# Teich neu befüllt was nun?



## NapiB (4. Sep. 2013)

Hallo liebe Gemeinde,

wie oben schon erwähnt hab ich bzw musst ich meinen Teich neu befüllen, grund dafür war der verdacht eines Loch in der Folie.
Letzendlich hat sich ein geflickter Schlauchabschnitt der Filterpumpe zum Filter gelöst und das Wasser ist dadurch bis auf 20 cm abgeflossen.
Nun da, das Wasser eh weg war, hab ich die Fische in Pflege gegeben und den Teich ganz leer laufen lassen. Im Anschluss hab ich eine Grundreinigung durchgeführt. Folie von Algen enfernt, natürlich vorsichtig um die Folie nicht doch noch zu beschädigen. Filteranlage gereinigt, Schlauch ausgetauscht und bisschen ummodeliert. Jetzt gerade bin ich dabei den Teich wieder zu befüllen und die alten Seerosen wieder reinzusetzen.

Aufgabe
Gib aus dem Forenbeitrag über den neu befüllten Teich den Abschnitt wörtlich wieder, der mit den Worten „Letzendlich hat sich“ beginnt und mit „Seerosen wieder reinzusetzen.“ endet. Die Daten stammen aus einer anderen Quelle als der Forenbeitrag.

Gegebene Daten
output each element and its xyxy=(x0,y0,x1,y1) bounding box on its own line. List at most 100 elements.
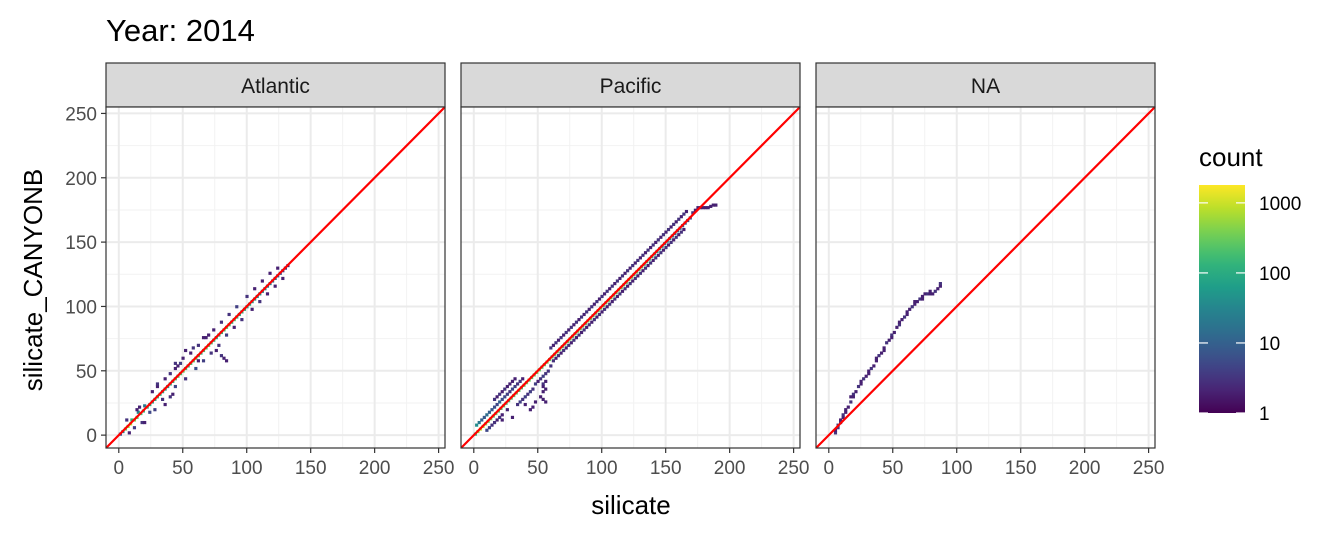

Antwort
Letzendlich hat sich ein geflickter Schlauchabschnitt der Filterpumpe zum Filter gelöst und das Wasser ist dadurch bis auf 20 cm abgeflossen.
Nun da, das Wasser eh weg war, hab ich die Fische in Pflege gegeben und den Teich ganz leer laufen lassen. Im Anschluss hab ich eine Grundreinigung durchgeführt. Folie von Algen enfernt, natürlich vorsichtig um die Folie nicht doch noch zu beschädigen. Filteranlage gereinigt, Schlauch ausgetauscht und bisschen ummodeliert. Jetzt gerade bin ich dabei den Teich wieder zu befüllen und die alten Seerosen wieder reinzusetzen.